***** Records for this task *****

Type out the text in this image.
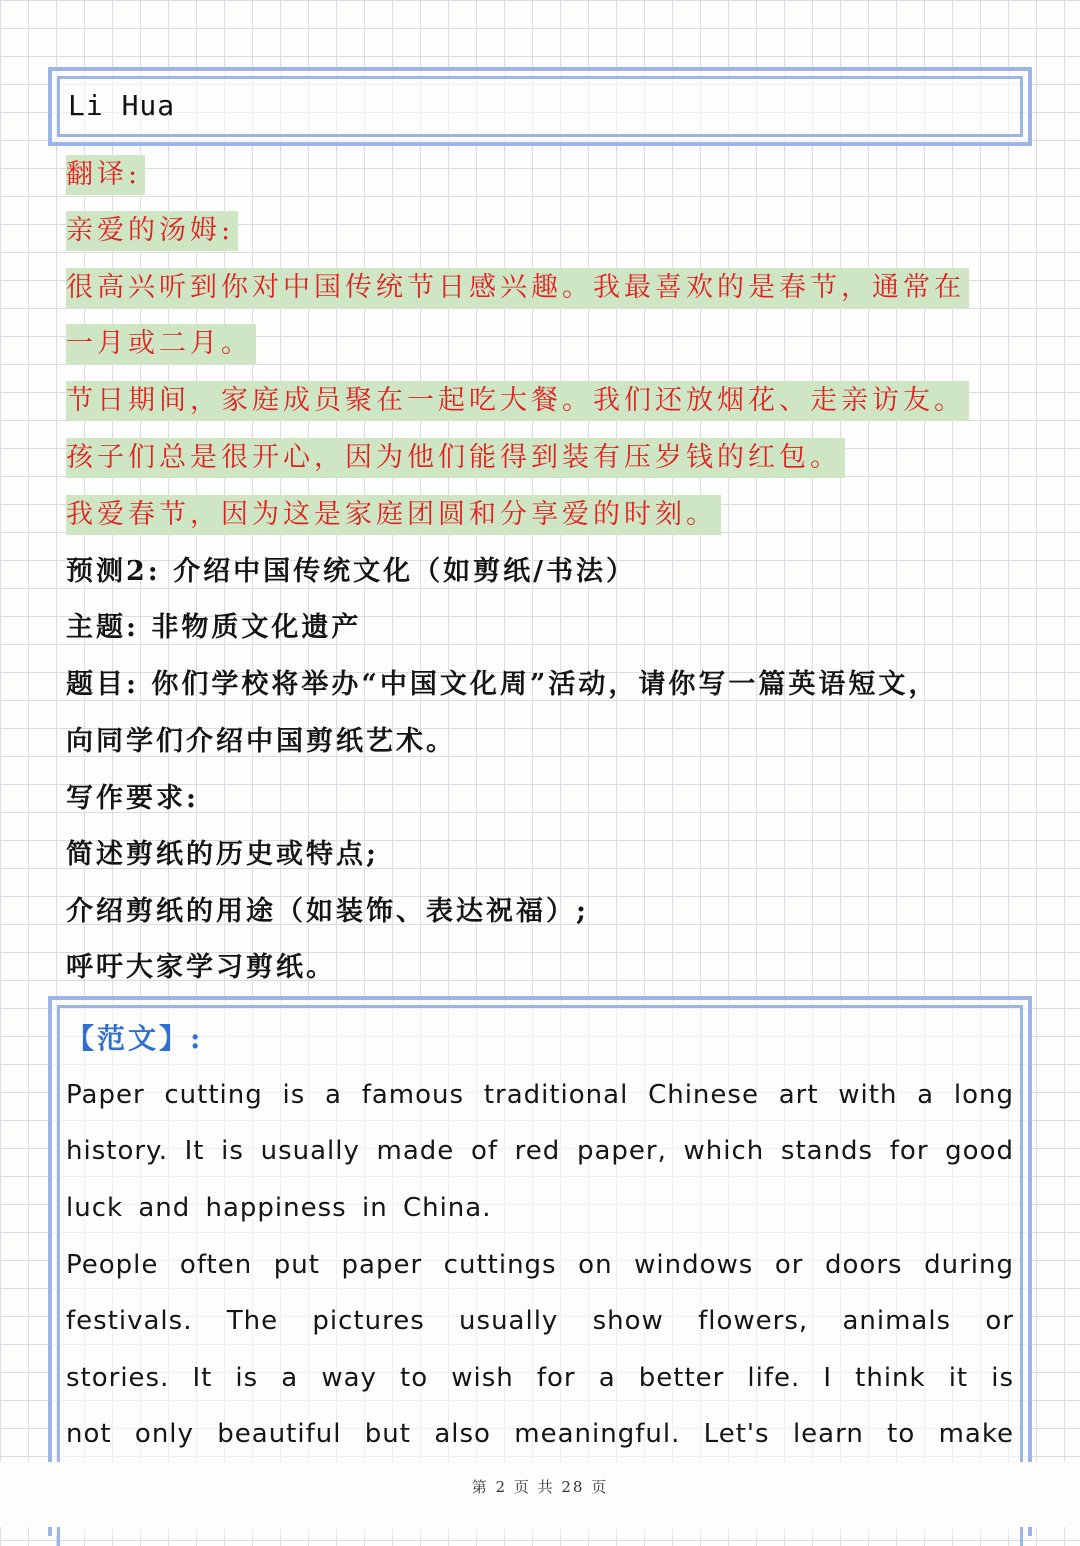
Li Hua
翻译:
亲爱的汤姆:
很高兴听到你对中国传统节日感兴趣。我最喜欢的是春节，通常在
一月或二月。
节日期间，家庭成员聚在一起吃大餐。我们还放烟花、走亲访友。
孩子们总是很开心，因为他们能得到装有压岁钱的红包。
我爱春节，因为这是家庭团圆和分享爱的时刻。
预测2: 介绍中国传统文化（如剪纸/书法）
主题: 非物质文化遗产
题目: 你们学校将举办“中国文化周”活动，请你写一篇英语短文，
向同学们介绍中国剪纸艺术。
写作要求:
简述剪纸的历史或特点;
介绍剪纸的用途（如装饰、表达祝福）;
呼吁大家学习剪纸。
【范文】:
Paper cutting is a famous traditional Chinese art with a long
history. It is usually made of red paper, which stands for good
luck and happiness in China.
People often put paper cuttings on windows or doors during
festivals. The pictures usually show flowers, animals or
stories. It is a way to wish for a better life. I think it is
not only beautiful but also meaningful. Let's learn to make
第 2 页 共 28 页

*****

• [Written exercise] Every record above should be written out again without change, except that the pictures are left out.

• [Result of this task]
Type out the text in this image.
Li Hua
翻译:
亲爱的汤姆:
很高兴听到你对中国传统节日感兴趣。我最喜欢的是春节，通常在
一月或二月。
节日期间，家庭成员聚在一起吃大餐。我们还放烟花、走亲访友。
孩子们总是很开心，因为他们能得到装有压岁钱的红包。
我爱春节，因为这是家庭团圆和分享爱的时刻。
预测2: 介绍中国传统文化（如剪纸/书法）
主题: 非物质文化遗产
题目: 你们学校将举办“中国文化周”活动，请你写一篇英语短文，
向同学们介绍中国剪纸艺术。
写作要求:
简述剪纸的历史或特点;
介绍剪纸的用途（如装饰、表达祝福）;
呼吁大家学习剪纸。
【范文】:
Paper cutting is a famous traditional Chinese art with a long
history. It is usually made of red paper, which stands for good
luck and happiness in China.
People often put paper cuttings on windows or doors during
festivals. The pictures usually show flowers, animals or
stories. It is a way to wish for a better life. I think it is
not only beautiful but also meaningful. Let's learn to make
第 2 页 共 28 页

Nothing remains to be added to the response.